=== Work to complete ===
Your task is to copy the listing exactly, with the pictures left out.

┌──

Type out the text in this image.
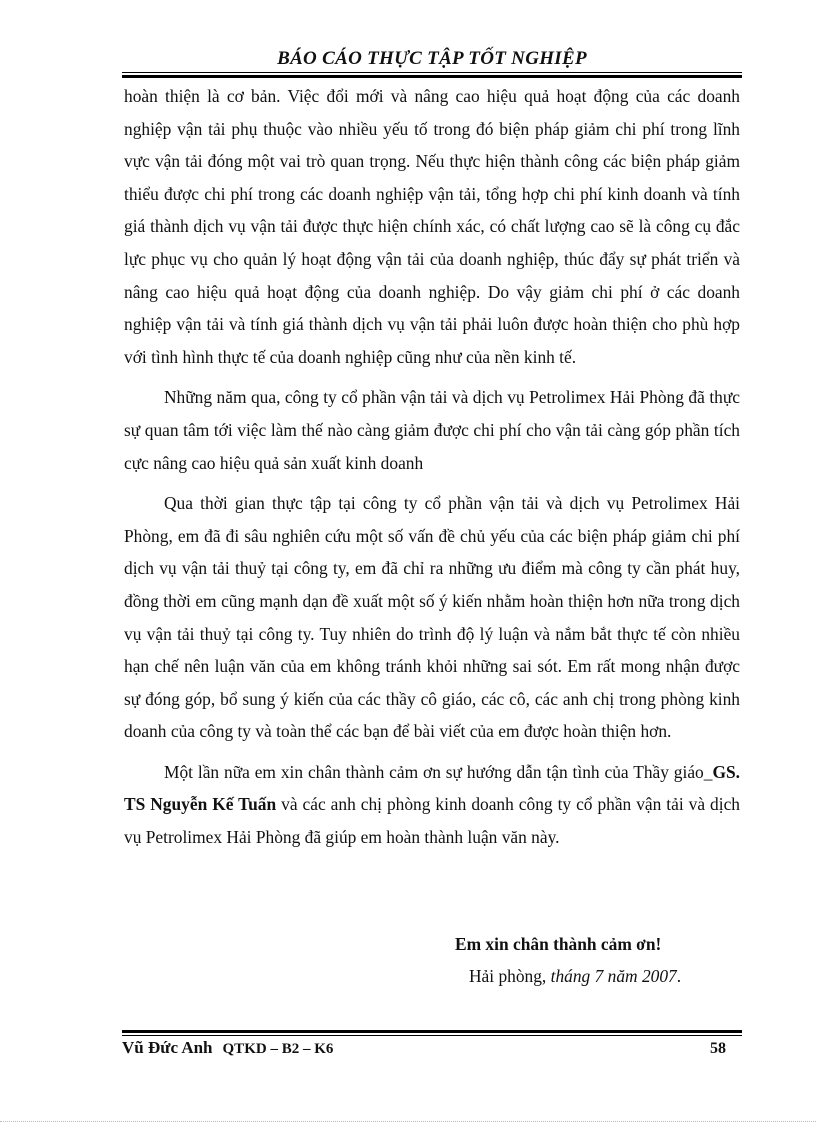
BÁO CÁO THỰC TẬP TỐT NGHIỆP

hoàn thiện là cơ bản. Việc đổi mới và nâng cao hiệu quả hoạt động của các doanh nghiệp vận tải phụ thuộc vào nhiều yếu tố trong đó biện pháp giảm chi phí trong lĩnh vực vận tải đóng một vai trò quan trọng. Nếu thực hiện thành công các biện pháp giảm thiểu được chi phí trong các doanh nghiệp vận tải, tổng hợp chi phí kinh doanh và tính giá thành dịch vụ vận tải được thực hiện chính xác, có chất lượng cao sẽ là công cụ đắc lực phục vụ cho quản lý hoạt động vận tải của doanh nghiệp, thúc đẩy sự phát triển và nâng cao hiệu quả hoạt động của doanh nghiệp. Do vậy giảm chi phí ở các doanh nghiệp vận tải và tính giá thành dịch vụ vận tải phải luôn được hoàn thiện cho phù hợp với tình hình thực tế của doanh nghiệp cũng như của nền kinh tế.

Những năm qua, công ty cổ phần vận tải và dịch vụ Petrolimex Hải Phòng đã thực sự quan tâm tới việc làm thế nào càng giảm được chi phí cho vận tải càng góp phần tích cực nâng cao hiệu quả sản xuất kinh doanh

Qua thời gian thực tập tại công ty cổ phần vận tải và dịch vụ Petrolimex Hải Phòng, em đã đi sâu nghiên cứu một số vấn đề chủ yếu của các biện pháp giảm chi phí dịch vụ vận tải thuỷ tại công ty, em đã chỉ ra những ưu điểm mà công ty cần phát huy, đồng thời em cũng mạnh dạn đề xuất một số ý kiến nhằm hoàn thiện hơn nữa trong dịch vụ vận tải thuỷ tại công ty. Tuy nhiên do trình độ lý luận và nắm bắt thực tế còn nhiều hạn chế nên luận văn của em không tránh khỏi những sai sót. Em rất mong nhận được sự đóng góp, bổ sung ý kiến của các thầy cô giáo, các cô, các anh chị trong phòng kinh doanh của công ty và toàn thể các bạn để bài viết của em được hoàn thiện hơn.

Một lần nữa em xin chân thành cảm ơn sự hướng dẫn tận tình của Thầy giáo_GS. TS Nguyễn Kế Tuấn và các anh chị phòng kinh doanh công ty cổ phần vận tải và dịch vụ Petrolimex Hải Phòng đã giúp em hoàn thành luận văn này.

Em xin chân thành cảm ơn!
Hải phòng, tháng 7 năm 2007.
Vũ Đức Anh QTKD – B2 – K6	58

└──

=== Written response ===
Type out the text in this image.
BÁO CÁO THỰC TẬP TỐT NGHIỆP

hoàn thiện là cơ bản. Việc đổi mới và nâng cao hiệu quả hoạt động của các doanh nghiệp vận tải phụ thuộc vào nhiều yếu tố trong đó biện pháp giảm chi phí trong lĩnh vực vận tải đóng một vai trò quan trọng. Nếu thực hiện thành công các biện pháp giảm thiểu được chi phí trong các doanh nghiệp vận tải, tổng hợp chi phí kinh doanh và tính giá thành dịch vụ vận tải được thực hiện chính xác, có chất lượng cao sẽ là công cụ đắc lực phục vụ cho quản lý hoạt động vận tải của doanh nghiệp, thúc đẩy sự phát triển và nâng cao hiệu quả hoạt động của doanh nghiệp. Do vậy giảm chi phí ở các doanh nghiệp vận tải và tính giá thành dịch vụ vận tải phải luôn được hoàn thiện cho phù hợp với tình hình thực tế của doanh nghiệp cũng như của nền kinh tế.

Những năm qua, công ty cổ phần vận tải và dịch vụ Petrolimex Hải Phòng đã thực sự quan tâm tới việc làm thế nào càng giảm được chi phí cho vận tải càng góp phần tích cực nâng cao hiệu quả sản xuất kinh doanh

Qua thời gian thực tập tại công ty cổ phần vận tải và dịch vụ Petrolimex Hải Phòng, em đã đi sâu nghiên cứu một số vấn đề chủ yếu của các biện pháp giảm chi phí dịch vụ vận tải thuỷ tại công ty, em đã chỉ ra những ưu điểm mà công ty cần phát huy, đồng thời em cũng mạnh dạn đề xuất một số ý kiến nhằm hoàn thiện hơn nữa trong dịch vụ vận tải thuỷ tại công ty. Tuy nhiên do trình độ lý luận và nắm bắt thực tế còn nhiều hạn chế nên luận văn của em không tránh khỏi những sai sót. Em rất mong nhận được sự đóng góp, bổ sung ý kiến của các thầy cô giáo, các cô, các anh chị trong phòng kinh doanh của công ty và toàn thể các bạn để bài viết của em được hoàn thiện hơn.

Một lần nữa em xin chân thành cảm ơn sự hướng dẫn tận tình của Thầy giáo_GS. TS Nguyễn Kế Tuấn và các anh chị phòng kinh doanh công ty cổ phần vận tải và dịch vụ Petrolimex Hải Phòng đã giúp em hoàn thành luận văn này.

Em xin chân thành cảm ơn!
Hải phòng, tháng 7 năm 2007.
Vũ Đức Anh QTKD – B2 – K6	58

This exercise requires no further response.